Collected data entries
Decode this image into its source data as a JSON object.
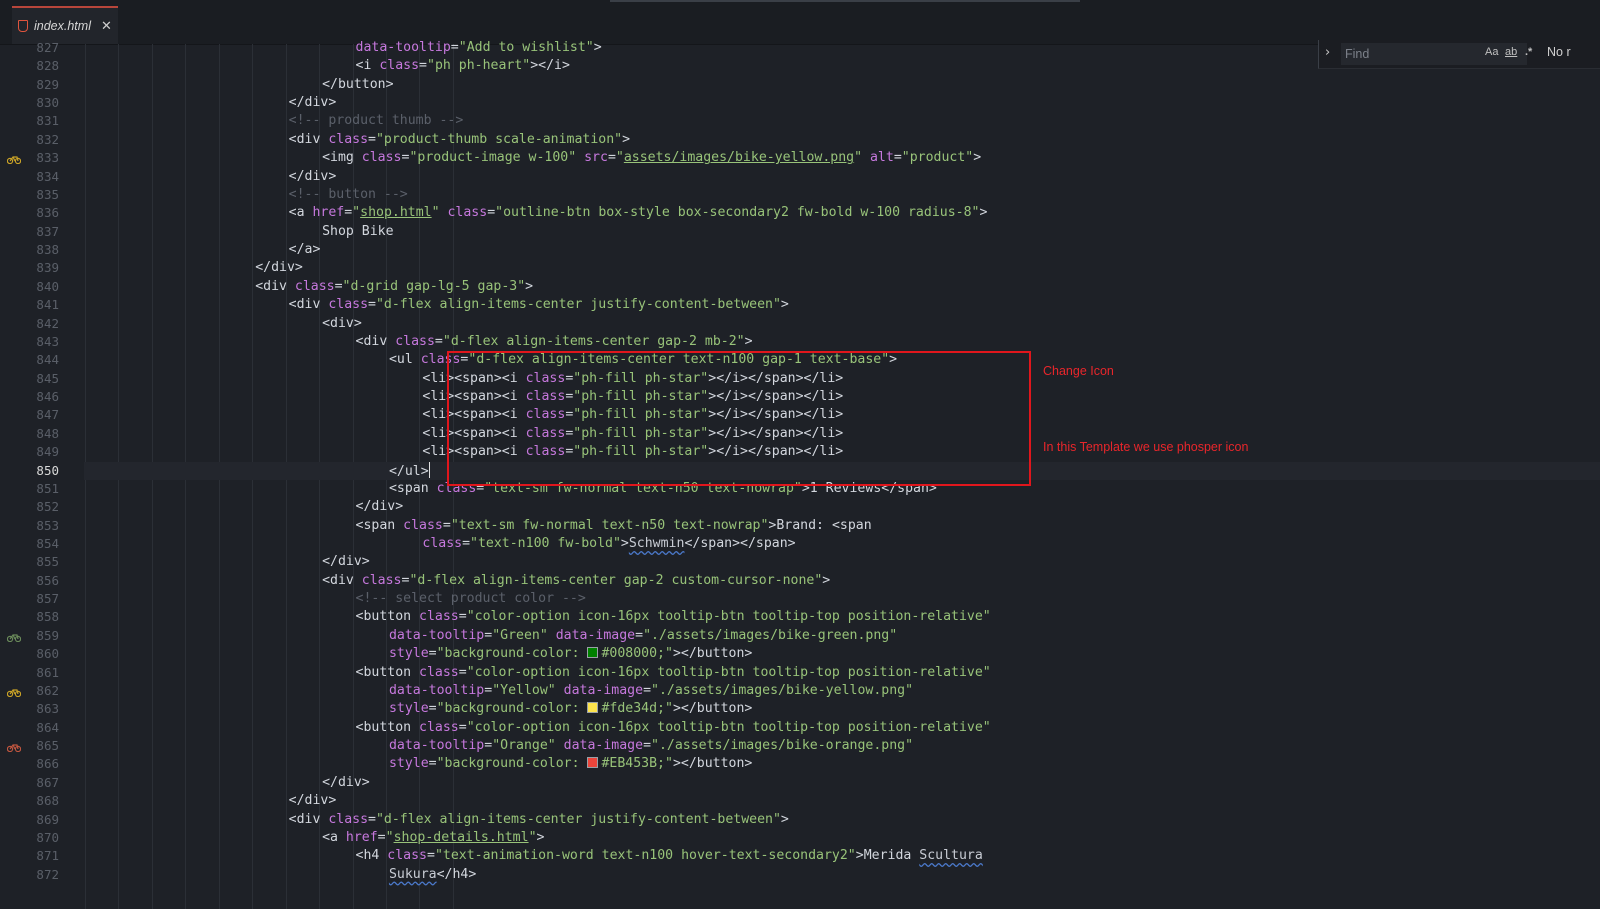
{
  "tab": {
    "filename": "index.html",
    "close": "✕"
  },
  "find": {
    "placeholder": "Find",
    "opt_case": "Aa",
    "opt_word": "ab",
    "opt_regex": ".*",
    "result": "No r"
  },
  "annotations": {
    "change_icon": "Change Icon",
    "template_note": "In this Template we use phosper icon"
  },
  "colors": {
    "green": "#008000",
    "yellow": "#fde34d",
    "orange": "#EB453B",
    "annotation_red": "#e0161c"
  },
  "editor": {
    "current_line": "850",
    "lines": [
      {
        "n": "827",
        "indent": 10,
        "tokens": [
          [
            "att",
            "data-tooltip"
          ],
          [
            "tag",
            "="
          ],
          [
            "str",
            "\"Add to wishlist\""
          ],
          [
            "tag",
            ">"
          ]
        ]
      },
      {
        "n": "828",
        "indent": 10,
        "tokens": [
          [
            "tag",
            "<i "
          ],
          [
            "att",
            "class"
          ],
          [
            "tag",
            "="
          ],
          [
            "str",
            "\"ph ph-heart\""
          ],
          [
            "tag",
            "></i>"
          ]
        ]
      },
      {
        "n": "829",
        "indent": 9,
        "tokens": [
          [
            "tag",
            "</button>"
          ]
        ]
      },
      {
        "n": "830",
        "indent": 8,
        "tokens": [
          [
            "tag",
            "</div>"
          ]
        ]
      },
      {
        "n": "831",
        "indent": 8,
        "tokens": [
          [
            "com",
            "<!-- product thumb -->"
          ]
        ]
      },
      {
        "n": "832",
        "indent": 8,
        "tokens": [
          [
            "tag",
            "<div "
          ],
          [
            "att",
            "class"
          ],
          [
            "tag",
            "="
          ],
          [
            "str",
            "\"product-thumb scale-animation\""
          ],
          [
            "tag",
            ">"
          ]
        ]
      },
      {
        "n": "833",
        "indent": 9,
        "icon": "bike-yellow",
        "tokens": [
          [
            "tag",
            "<img "
          ],
          [
            "att",
            "class"
          ],
          [
            "tag",
            "="
          ],
          [
            "str",
            "\"product-image w-100\" "
          ],
          [
            "att",
            "src"
          ],
          [
            "tag",
            "="
          ],
          [
            "str",
            "\""
          ],
          [
            "url",
            "assets/images/bike-yellow.png"
          ],
          [
            "str",
            "\" "
          ],
          [
            "att",
            "alt"
          ],
          [
            "tag",
            "="
          ],
          [
            "str",
            "\"product\""
          ],
          [
            "tag",
            ">"
          ]
        ]
      },
      {
        "n": "834",
        "indent": 8,
        "tokens": [
          [
            "tag",
            "</div>"
          ]
        ]
      },
      {
        "n": "835",
        "indent": 8,
        "tokens": [
          [
            "com",
            "<!-- button -->"
          ]
        ]
      },
      {
        "n": "836",
        "indent": 8,
        "tokens": [
          [
            "tag",
            "<a "
          ],
          [
            "att",
            "href"
          ],
          [
            "tag",
            "="
          ],
          [
            "str",
            "\""
          ],
          [
            "url",
            "shop.html"
          ],
          [
            "str",
            "\" "
          ],
          [
            "att",
            "class"
          ],
          [
            "tag",
            "="
          ],
          [
            "str",
            "\"outline-btn box-style box-secondary2 fw-bold w-100 radius-8\""
          ],
          [
            "tag",
            ">"
          ]
        ]
      },
      {
        "n": "837",
        "indent": 9,
        "tokens": [
          [
            "txt",
            "Shop Bike"
          ]
        ]
      },
      {
        "n": "838",
        "indent": 8,
        "tokens": [
          [
            "tag",
            "</a>"
          ]
        ]
      },
      {
        "n": "839",
        "indent": 7,
        "tokens": [
          [
            "tag",
            "</div>"
          ]
        ]
      },
      {
        "n": "840",
        "indent": 7,
        "tokens": [
          [
            "tag",
            "<div "
          ],
          [
            "att",
            "class"
          ],
          [
            "tag",
            "="
          ],
          [
            "str",
            "\"d-grid gap-lg-5 gap-3\""
          ],
          [
            "tag",
            ">"
          ]
        ]
      },
      {
        "n": "841",
        "indent": 8,
        "tokens": [
          [
            "tag",
            "<div "
          ],
          [
            "att",
            "class"
          ],
          [
            "tag",
            "="
          ],
          [
            "str",
            "\"d-flex align-items-center justify-content-between\""
          ],
          [
            "tag",
            ">"
          ]
        ]
      },
      {
        "n": "842",
        "indent": 9,
        "tokens": [
          [
            "tag",
            "<div>"
          ]
        ]
      },
      {
        "n": "843",
        "indent": 10,
        "tokens": [
          [
            "tag",
            "<div "
          ],
          [
            "att",
            "class"
          ],
          [
            "tag",
            "="
          ],
          [
            "str",
            "\"d-flex align-items-center gap-2 mb-2\""
          ],
          [
            "tag",
            ">"
          ]
        ]
      },
      {
        "n": "844",
        "indent": 11,
        "tokens": [
          [
            "tag",
            "<ul "
          ],
          [
            "att",
            "class"
          ],
          [
            "tag",
            "="
          ],
          [
            "str",
            "\"d-flex align-items-center text-n100 gap-1 text-base\""
          ],
          [
            "tag",
            ">"
          ]
        ]
      },
      {
        "n": "845",
        "indent": 12,
        "tokens": [
          [
            "tag",
            "<li><span><i "
          ],
          [
            "att",
            "class"
          ],
          [
            "tag",
            "="
          ],
          [
            "str",
            "\"ph-fill ph-star\""
          ],
          [
            "tag",
            "></i></span></li>"
          ]
        ]
      },
      {
        "n": "846",
        "indent": 12,
        "tokens": [
          [
            "tag",
            "<li><span><i "
          ],
          [
            "att",
            "class"
          ],
          [
            "tag",
            "="
          ],
          [
            "str",
            "\"ph-fill ph-star\""
          ],
          [
            "tag",
            "></i></span></li>"
          ]
        ]
      },
      {
        "n": "847",
        "indent": 12,
        "tokens": [
          [
            "tag",
            "<li><span><i "
          ],
          [
            "att",
            "class"
          ],
          [
            "tag",
            "="
          ],
          [
            "str",
            "\"ph-fill ph-star\""
          ],
          [
            "tag",
            "></i></span></li>"
          ]
        ]
      },
      {
        "n": "848",
        "indent": 12,
        "tokens": [
          [
            "tag",
            "<li><span><i "
          ],
          [
            "att",
            "class"
          ],
          [
            "tag",
            "="
          ],
          [
            "str",
            "\"ph-fill ph-star\""
          ],
          [
            "tag",
            "></i></span></li>"
          ]
        ]
      },
      {
        "n": "849",
        "indent": 12,
        "tokens": [
          [
            "tag",
            "<li><span><i "
          ],
          [
            "att",
            "class"
          ],
          [
            "tag",
            "="
          ],
          [
            "str",
            "\"ph-fill ph-star\""
          ],
          [
            "tag",
            "></i></span></li>"
          ]
        ]
      },
      {
        "n": "850",
        "indent": 11,
        "caret": true,
        "tokens": [
          [
            "tag",
            "</ul>"
          ]
        ]
      },
      {
        "n": "851",
        "indent": 11,
        "tokens": [
          [
            "tag",
            "<span "
          ],
          [
            "att",
            "class"
          ],
          [
            "tag",
            "="
          ],
          [
            "str",
            "\"text-sm fw-normal text-n50 text-nowrap\""
          ],
          [
            "tag",
            ">"
          ],
          [
            "txt",
            "1 Reviews"
          ],
          [
            "tag",
            "</span>"
          ]
        ]
      },
      {
        "n": "852",
        "indent": 10,
        "tokens": [
          [
            "tag",
            "</div>"
          ]
        ]
      },
      {
        "n": "853",
        "indent": 10,
        "tokens": [
          [
            "tag",
            "<span "
          ],
          [
            "att",
            "class"
          ],
          [
            "tag",
            "="
          ],
          [
            "str",
            "\"text-sm fw-normal text-n50 text-nowrap\""
          ],
          [
            "tag",
            ">"
          ],
          [
            "txt",
            "Brand: "
          ],
          [
            "tag",
            "<span"
          ]
        ]
      },
      {
        "n": "854",
        "indent": 12,
        "tokens": [
          [
            "att",
            "class"
          ],
          [
            "tag",
            "="
          ],
          [
            "str",
            "\"text-n100 fw-bold\""
          ],
          [
            "tag",
            ">"
          ],
          [
            "wav",
            "Schwmin"
          ],
          [
            "tag",
            "</span></span>"
          ]
        ]
      },
      {
        "n": "855",
        "indent": 9,
        "tokens": [
          [
            "tag",
            "</div>"
          ]
        ]
      },
      {
        "n": "856",
        "indent": 9,
        "tokens": [
          [
            "tag",
            "<div "
          ],
          [
            "att",
            "class"
          ],
          [
            "tag",
            "="
          ],
          [
            "str",
            "\"d-flex align-items-center gap-2 custom-cursor-none\""
          ],
          [
            "tag",
            ">"
          ]
        ]
      },
      {
        "n": "857",
        "indent": 10,
        "tokens": [
          [
            "com",
            "<!-- select product color -->"
          ]
        ]
      },
      {
        "n": "858",
        "indent": 10,
        "tokens": [
          [
            "tag",
            "<button "
          ],
          [
            "att",
            "class"
          ],
          [
            "tag",
            "="
          ],
          [
            "str",
            "\"color-option icon-16px tooltip-btn tooltip-top position-relative\""
          ]
        ]
      },
      {
        "n": "859",
        "indent": 11,
        "icon": "bike-green",
        "tokens": [
          [
            "att",
            "data-tooltip"
          ],
          [
            "tag",
            "="
          ],
          [
            "str",
            "\"Green\" "
          ],
          [
            "att",
            "data-image"
          ],
          [
            "tag",
            "="
          ],
          [
            "str",
            "\"./assets/images/bike-green.png\""
          ]
        ]
      },
      {
        "n": "860",
        "indent": 11,
        "tokens": [
          [
            "att",
            "style"
          ],
          [
            "tag",
            "="
          ],
          [
            "str",
            "\"background-color: "
          ],
          [
            "sw",
            "#008000"
          ],
          [
            "str",
            "#008000;\""
          ],
          [
            "tag",
            "></button>"
          ]
        ]
      },
      {
        "n": "861",
        "indent": 10,
        "tokens": [
          [
            "tag",
            "<button "
          ],
          [
            "att",
            "class"
          ],
          [
            "tag",
            "="
          ],
          [
            "str",
            "\"color-option icon-16px tooltip-btn tooltip-top position-relative\""
          ]
        ]
      },
      {
        "n": "862",
        "indent": 11,
        "icon": "bike-yellow",
        "tokens": [
          [
            "att",
            "data-tooltip"
          ],
          [
            "tag",
            "="
          ],
          [
            "str",
            "\"Yellow\" "
          ],
          [
            "att",
            "data-image"
          ],
          [
            "tag",
            "="
          ],
          [
            "str",
            "\"./assets/images/bike-yellow.png\""
          ]
        ]
      },
      {
        "n": "863",
        "indent": 11,
        "tokens": [
          [
            "att",
            "style"
          ],
          [
            "tag",
            "="
          ],
          [
            "str",
            "\"background-color: "
          ],
          [
            "sw",
            "#fde34d"
          ],
          [
            "str",
            "#fde34d;\""
          ],
          [
            "tag",
            "></button>"
          ]
        ]
      },
      {
        "n": "864",
        "indent": 10,
        "tokens": [
          [
            "tag",
            "<button "
          ],
          [
            "att",
            "class"
          ],
          [
            "tag",
            "="
          ],
          [
            "str",
            "\"color-option icon-16px tooltip-btn tooltip-top position-relative\""
          ]
        ]
      },
      {
        "n": "865",
        "indent": 11,
        "icon": "bike-orange",
        "tokens": [
          [
            "att",
            "data-tooltip"
          ],
          [
            "tag",
            "="
          ],
          [
            "str",
            "\"Orange\" "
          ],
          [
            "att",
            "data-image"
          ],
          [
            "tag",
            "="
          ],
          [
            "str",
            "\"./assets/images/bike-orange.png\""
          ]
        ]
      },
      {
        "n": "866",
        "indent": 11,
        "tokens": [
          [
            "att",
            "style"
          ],
          [
            "tag",
            "="
          ],
          [
            "str",
            "\"background-color: "
          ],
          [
            "sw",
            "#EB453B"
          ],
          [
            "str",
            "#EB453B;\""
          ],
          [
            "tag",
            "></button>"
          ]
        ]
      },
      {
        "n": "867",
        "indent": 9,
        "tokens": [
          [
            "tag",
            "</div>"
          ]
        ]
      },
      {
        "n": "868",
        "indent": 8,
        "tokens": [
          [
            "tag",
            "</div>"
          ]
        ]
      },
      {
        "n": "869",
        "indent": 8,
        "tokens": [
          [
            "tag",
            "<div "
          ],
          [
            "att",
            "class"
          ],
          [
            "tag",
            "="
          ],
          [
            "str",
            "\"d-flex align-items-center justify-content-between\""
          ],
          [
            "tag",
            ">"
          ]
        ]
      },
      {
        "n": "870",
        "indent": 9,
        "tokens": [
          [
            "tag",
            "<a "
          ],
          [
            "att",
            "href"
          ],
          [
            "tag",
            "="
          ],
          [
            "str",
            "\""
          ],
          [
            "url",
            "shop-details.html"
          ],
          [
            "str",
            "\""
          ],
          [
            "tag",
            ">"
          ]
        ]
      },
      {
        "n": "871",
        "indent": 10,
        "tokens": [
          [
            "tag",
            "<h4 "
          ],
          [
            "att",
            "class"
          ],
          [
            "tag",
            "="
          ],
          [
            "str",
            "\"text-animation-word text-n100 hover-text-secondary2\""
          ],
          [
            "tag",
            ">"
          ],
          [
            "txt",
            "Merida "
          ],
          [
            "wav",
            "Scultura"
          ]
        ]
      },
      {
        "n": "872",
        "indent": 11,
        "tokens": [
          [
            "wav",
            "Sukura"
          ],
          [
            "tag",
            "</h4>"
          ]
        ]
      }
    ]
  }
}
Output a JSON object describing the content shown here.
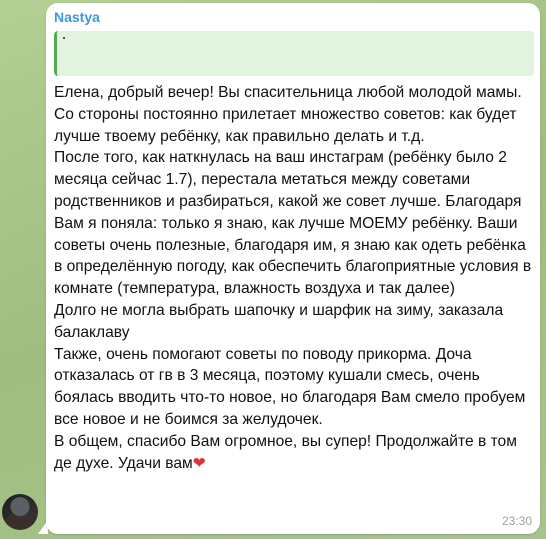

**Task to carry out**
Search the data above for the word "thumb", then gather each line in which it appears.

**The answer**
            "<!-- product thumb -->"
            "\"product-thumb scale-animation\""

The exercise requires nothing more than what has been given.